(Dataset records)
━━━━━━━━━━━━━━━━
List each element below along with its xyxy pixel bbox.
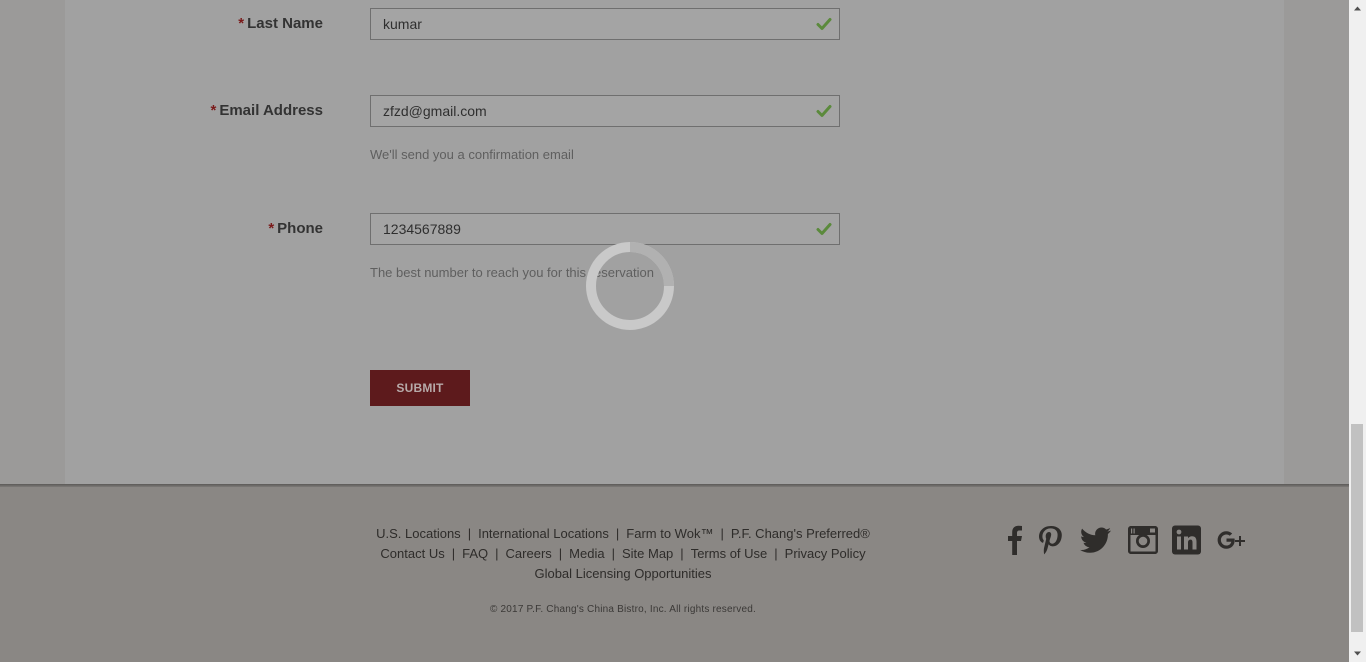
link-separator: | [615, 526, 620, 541]
footer-link-media[interactable]: Media [569, 546, 604, 561]
valid-check-icon [816, 18, 832, 30]
link-separator: | [680, 546, 684, 561]
scrollbar-thumb[interactable] [1351, 424, 1363, 632]
required-marker: * [238, 15, 245, 32]
footer-link-contact-us[interactable]: Contact Us [380, 546, 444, 561]
footer-links-row2: Contact Us | FAQ | Careers | Media | Site Map | Te… [300, 544, 946, 564]
scroll-up-arrow-icon[interactable] [1353, 4, 1362, 13]
scroll-down-arrow-icon[interactable] [1353, 649, 1362, 658]
last-name-label-text: Last Name [247, 15, 323, 32]
footer-links-row3: Global Licensing Opportunities [300, 564, 946, 584]
footer-link-farm-to-wok[interactable]: Farm to Wok™ [626, 526, 713, 541]
google-plus-icon[interactable] [1214, 524, 1248, 556]
link-separator: | [451, 546, 456, 561]
last-name-input[interactable] [371, 9, 839, 39]
footer-link-global-licensing[interactable]: Global Licensing Opportunities [534, 566, 711, 581]
last-name-label: * Last Name [238, 15, 323, 32]
pinterest-icon[interactable] [1034, 524, 1068, 556]
loading-spinner-icon [586, 242, 674, 330]
footer-link-privacy[interactable]: Privacy Policy [785, 546, 866, 561]
email-hint: We'll send you a confirmation email [370, 147, 574, 162]
email-input[interactable] [371, 96, 839, 126]
email-label: * Email Address [211, 102, 324, 119]
footer-links-row1: U.S. Locations | International Locations | F… [300, 524, 946, 544]
copyright-text: © 2017 P.F. Chang's China Bistro, Inc. A… [489, 604, 757, 615]
required-marker: * [210, 102, 217, 119]
footer-link-international-locations[interactable]: International Locations [478, 526, 609, 541]
valid-check-icon [816, 105, 832, 117]
footer-link-faq[interactable]: FAQ [462, 546, 488, 561]
facebook-icon[interactable] [998, 524, 1032, 556]
vertical-scrollbar[interactable] [1349, 0, 1366, 662]
footer-link-us-locations[interactable]: U.S. Locations [376, 526, 461, 541]
email-field-wrapper [370, 95, 840, 127]
required-marker: * [268, 220, 275, 237]
valid-check-icon [816, 223, 832, 235]
phone-label: * Phone [268, 220, 323, 237]
footer-link-preferred[interactable]: P.F. Chang's Preferred® [731, 526, 870, 541]
page: *Last Name *Email Address We'll send you… [0, 0, 1349, 662]
footer-link-careers[interactable]: Careers [506, 546, 552, 561]
footer-link-terms[interactable]: Terms of Use [691, 546, 768, 561]
site-footer: U.S. Locations | International Locations | F… [0, 487, 1349, 662]
linkedin-icon[interactable] [1170, 524, 1204, 556]
phone-label-text: Phone [277, 220, 323, 237]
email-label-text: Email Address [219, 102, 323, 119]
footer-link-site-map[interactable]: Site Map [622, 546, 673, 561]
link-separator: | [611, 546, 615, 561]
last-name-field-wrapper [370, 8, 840, 40]
link-separator: | [467, 526, 472, 541]
twitter-icon[interactable] [1078, 524, 1112, 556]
link-separator: | [774, 546, 778, 561]
link-separator: | [495, 546, 499, 561]
link-separator: | [558, 546, 563, 561]
link-separator: | [720, 526, 724, 541]
submit-button[interactable]: SUBMIT [370, 370, 470, 406]
instagram-icon[interactable] [1126, 524, 1160, 556]
phone-input[interactable] [371, 214, 839, 244]
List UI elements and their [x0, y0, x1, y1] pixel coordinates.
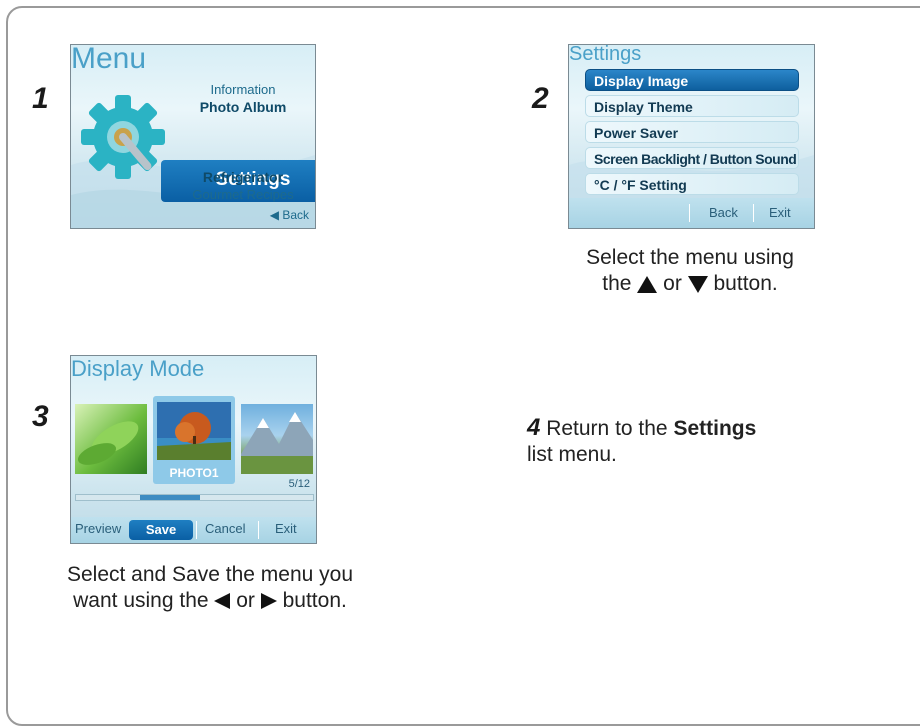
step-2-number: 2 — [532, 82, 549, 115]
menu-item-photo-album[interactable]: Photo Album — [183, 99, 303, 115]
footer-divider — [689, 204, 690, 222]
caption-prefix: the — [602, 272, 638, 295]
caption-line-2: want using the or button. — [50, 588, 370, 614]
step-3-number: 3 — [32, 400, 49, 433]
footer-back-button[interactable]: Back — [709, 205, 738, 220]
settings-screen: Settings Display Image Display Theme Pow… — [568, 44, 815, 229]
photo-label: PHOTO1 — [169, 466, 219, 480]
step-4-text: 4 Return to the Settings list menu. — [527, 415, 756, 468]
gear-wrench-icon — [81, 95, 165, 179]
photo-progress-bar[interactable] — [75, 494, 314, 501]
settings-item-backlight-sound[interactable]: Screen Backlight / Button Sound — [585, 147, 799, 169]
caption-prefix: want using the — [73, 589, 215, 612]
menu-item-information[interactable]: Information — [183, 82, 303, 97]
caption-suffix: button. — [713, 272, 778, 295]
settings-item-power-saver[interactable]: Power Saver — [585, 121, 799, 143]
menu-screen: Menu Information Photo Album Settings Re… — [70, 44, 316, 229]
footer-exit-button[interactable]: Exit — [769, 205, 791, 220]
display-footer: Preview Save Cancel Exit — [71, 517, 316, 543]
photo-thumbnail-selected[interactable]: PHOTO1 — [153, 396, 235, 484]
footer-cancel-button[interactable]: Cancel — [205, 521, 245, 536]
caption-line-1: Select the menu using — [586, 246, 794, 269]
footer-exit-button[interactable]: Exit — [275, 521, 297, 536]
footer-divider — [196, 521, 197, 539]
settings-item-temp-unit[interactable]: °C / °F Setting — [585, 173, 799, 195]
down-triangle-icon — [687, 275, 708, 293]
footer-save-button[interactable]: Save — [129, 520, 193, 540]
screen-title: Menu — [71, 44, 147, 75]
caption-suffix: button. — [282, 589, 347, 612]
caption-or: or — [663, 272, 688, 295]
screen-title: Display Mode — [71, 356, 205, 381]
step-3-caption: Select and Save the menu you want using … — [50, 562, 370, 614]
mountain-image — [241, 412, 313, 474]
photo-counter: 5/12 — [288, 478, 310, 490]
leaf-image — [77, 421, 139, 465]
step-4-settings-word: Settings — [673, 417, 757, 440]
settings-footer: Back Exit — [569, 198, 814, 228]
footer-divider — [258, 521, 259, 539]
menu-item-refrigerator[interactable]: Refrigerator — [183, 169, 303, 185]
up-triangle-icon — [637, 275, 658, 293]
step-2-caption: Select the menu using the or button. — [540, 245, 840, 297]
display-mode-screen: Display Mode PHOTO1 5/12 Preview Save Ca… — [70, 355, 317, 544]
footer-preview-button[interactable]: Preview — [75, 521, 121, 536]
photo-thumbnail-next[interactable] — [241, 404, 313, 474]
caption-or: or — [236, 589, 261, 612]
back-button[interactable]: ◀ Back — [270, 208, 309, 222]
landscape-image — [157, 402, 231, 460]
step-1-number: 1 — [32, 82, 49, 115]
caption-line-2: the or button. — [540, 271, 840, 297]
left-triangle-icon — [214, 593, 231, 610]
caption-line-1: Select and Save the menu you — [66, 563, 354, 586]
settings-item-display-theme[interactable]: Display Theme — [585, 95, 799, 117]
step-4-suffix: list menu. — [527, 443, 617, 466]
right-triangle-icon — [260, 593, 277, 610]
step-4-number: 4 — [527, 414, 541, 441]
photo-thumbnail-prev[interactable] — [75, 404, 147, 474]
progress-thumb — [140, 495, 200, 500]
menu-item-gourmet-recipes[interactable]: Gourmet Recipes — [183, 187, 303, 202]
footer-divider — [753, 204, 754, 222]
screen-title: Settings — [569, 44, 642, 65]
settings-item-display-image[interactable]: Display Image — [585, 69, 799, 91]
step-4-prefix: Return to the — [546, 417, 674, 440]
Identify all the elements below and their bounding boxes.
━━━━━━━━━━━━━━━━
- Exercise prompt: Rewrite the rows above, changing "valid-check-icon" to "checkmark-icon" everywhere and leaving the rest as it is. Omit the pictures.

- Problem solution:
List each element below along with its xyxy pixel bbox.
link-separator: | [615, 526, 620, 541]
footer-link-media[interactable]: Media [569, 546, 604, 561]
checkmark-icon [816, 18, 832, 30]
link-separator: | [680, 546, 684, 561]
scrollbar-thumb[interactable] [1351, 424, 1363, 632]
required-marker: * [238, 15, 245, 32]
footer-link-contact-us[interactable]: Contact Us [380, 546, 444, 561]
footer-links-row2: Contact Us | FAQ | Careers | Media | Site Map | Te… [300, 544, 946, 564]
scroll-up-arrow-icon[interactable] [1353, 4, 1362, 13]
scroll-down-arrow-icon[interactable] [1353, 649, 1362, 658]
last-name-label-text: Last Name [247, 15, 323, 32]
footer-links-row3: Global Licensing Opportunities [300, 564, 946, 584]
footer-link-farm-to-wok[interactable]: Farm to Wok™ [626, 526, 713, 541]
google-plus-icon[interactable] [1214, 524, 1248, 556]
link-separator: | [451, 546, 456, 561]
last-name-input[interactable] [371, 9, 839, 39]
footer-link-global-licensing[interactable]: Global Licensing Opportunities [534, 566, 711, 581]
last-name-label: * Last Name [238, 15, 323, 32]
pinterest-icon[interactable] [1034, 524, 1068, 556]
loading-spinner-icon [586, 242, 674, 330]
footer-link-privacy[interactable]: Privacy Policy [785, 546, 866, 561]
email-hint: We'll send you a confirmation email [370, 147, 574, 162]
email-input[interactable] [371, 96, 839, 126]
email-label: * Email Address [211, 102, 324, 119]
footer-links-row1: U.S. Locations | International Locations | F… [300, 524, 946, 544]
copyright-text: © 2017 P.F. Chang's China Bistro, Inc. A… [489, 604, 757, 615]
required-marker: * [210, 102, 217, 119]
footer-link-international-locations[interactable]: International Locations [478, 526, 609, 541]
checkmark-icon [816, 105, 832, 117]
footer-link-faq[interactable]: FAQ [462, 546, 488, 561]
facebook-icon[interactable] [998, 524, 1032, 556]
vertical-scrollbar[interactable] [1349, 0, 1366, 662]
footer-link-us-locations[interactable]: U.S. Locations [376, 526, 461, 541]
email-field-wrapper [370, 95, 840, 127]
required-marker: * [268, 220, 275, 237]
checkmark-icon [816, 223, 832, 235]
phone-label: * Phone [268, 220, 323, 237]
footer-link-preferred[interactable]: P.F. Chang's Preferred® [731, 526, 870, 541]
page: *Last Name *Email Address We'll send you… [0, 0, 1349, 662]
footer-link-careers[interactable]: Careers [506, 546, 552, 561]
footer-link-terms[interactable]: Terms of Use [691, 546, 768, 561]
site-footer: U.S. Locations | International Locations | F… [0, 487, 1349, 662]
linkedin-icon[interactable] [1170, 524, 1204, 556]
phone-label-text: Phone [277, 220, 323, 237]
email-label-text: Email Address [219, 102, 323, 119]
footer-link-site-map[interactable]: Site Map [622, 546, 673, 561]
link-separator: | [611, 546, 615, 561]
last-name-field-wrapper [370, 8, 840, 40]
link-separator: | [467, 526, 472, 541]
twitter-icon[interactable] [1078, 524, 1112, 556]
link-separator: | [774, 546, 778, 561]
link-separator: | [495, 546, 499, 561]
link-separator: | [558, 546, 563, 561]
link-separator: | [720, 526, 724, 541]
submit-button[interactable]: SUBMIT [370, 370, 470, 406]
instagram-icon[interactable] [1126, 524, 1160, 556]
phone-input[interactable] [371, 214, 839, 244]
List UI elements and their [x0, y0, x1, y1] pixel coordinates.
step-2-number: 2 — [532, 82, 549, 115]
menu-item-photo-album[interactable]: Photo Album — [183, 99, 303, 115]
footer-divider — [689, 204, 690, 222]
caption-prefix: the — [602, 272, 638, 295]
caption-line-2: want using the or button. — [50, 588, 370, 614]
step-3-number: 3 — [32, 400, 49, 433]
footer-back-button[interactable]: Back — [709, 205, 738, 220]
settings-screen: Settings Display Image Display Theme Pow… — [568, 44, 815, 229]
photo-label: PHOTO1 — [169, 466, 219, 480]
step-4-text: 4 Return to the Settings list menu. — [527, 415, 756, 468]
gear-wrench-icon — [81, 95, 165, 179]
photo-progress-bar[interactable] — [75, 494, 314, 501]
settings-item-backlight-sound[interactable]: Screen Backlight / Button Sound — [585, 147, 799, 169]
caption-prefix: want using the — [73, 589, 215, 612]
menu-item-information[interactable]: Information — [183, 82, 303, 97]
caption-suffix: button. — [713, 272, 778, 295]
settings-item-power-saver[interactable]: Power Saver — [585, 121, 799, 143]
menu-screen: Menu Information Photo Album Settings Re… — [70, 44, 316, 229]
footer-exit-button[interactable]: Exit — [769, 205, 791, 220]
display-footer: Preview Save Cancel Exit — [71, 517, 316, 543]
photo-thumbnail-selected[interactable]: PHOTO1 — [153, 396, 235, 484]
footer-cancel-button[interactable]: Cancel — [205, 521, 245, 536]
caption-line-1: Select the menu using — [586, 246, 794, 269]
footer-exit-button[interactable]: Exit — [275, 521, 297, 536]
footer-divider — [196, 521, 197, 539]
settings-item-temp-unit[interactable]: °C / °F Setting — [585, 173, 799, 195]
down-triangle-icon — [687, 275, 708, 293]
footer-save-button[interactable]: Save — [129, 520, 193, 540]
screen-title: Menu — [71, 44, 147, 75]
caption-suffix: button. — [282, 589, 347, 612]
caption-or: or — [663, 272, 688, 295]
screen-title: Display Mode — [71, 356, 205, 381]
step-3-caption: Select and Save the menu you want using … — [50, 562, 370, 614]
mountain-image — [241, 412, 313, 474]
photo-counter: 5/12 — [288, 478, 310, 490]
leaf-image — [77, 421, 139, 465]
step-4-settings-word: Settings — [673, 417, 757, 440]
settings-footer: Back Exit — [569, 198, 814, 228]
footer-divider — [258, 521, 259, 539]
menu-item-refrigerator[interactable]: Refrigerator — [183, 169, 303, 185]
up-triangle-icon — [637, 275, 658, 293]
step-2-caption: Select the menu using the or button. — [540, 245, 840, 297]
display-mode-screen: Display Mode PHOTO1 5/12 Preview Save Ca… — [70, 355, 317, 544]
footer-preview-button[interactable]: Preview — [75, 521, 121, 536]
photo-thumbnail-next[interactable] — [241, 404, 313, 474]
caption-or: or — [236, 589, 261, 612]
back-button[interactable]: ◀ Back — [270, 208, 309, 222]
landscape-image — [157, 402, 231, 460]
step-1-number: 1 — [32, 82, 49, 115]
caption-line-2: the or button. — [540, 271, 840, 297]
left-triangle-icon — [214, 593, 231, 610]
caption-line-1: Select and Save the menu you — [66, 563, 354, 586]
settings-item-display-theme[interactable]: Display Theme — [585, 95, 799, 117]
step-4-suffix: list menu. — [527, 443, 617, 466]
right-triangle-icon — [260, 593, 277, 610]
step-4-number: 4 — [527, 414, 541, 441]
photo-thumbnail-prev[interactable] — [75, 404, 147, 474]
progress-thumb — [140, 495, 200, 500]
menu-item-gourmet-recipes[interactable]: Gourmet Recipes — [183, 187, 303, 202]
footer-divider — [753, 204, 754, 222]
screen-title: Settings — [569, 44, 642, 65]
settings-item-display-image[interactable]: Display Image — [585, 69, 799, 91]
step-4-prefix: Return to the — [546, 417, 674, 440]
Identify all the elements below and their bounding boxes.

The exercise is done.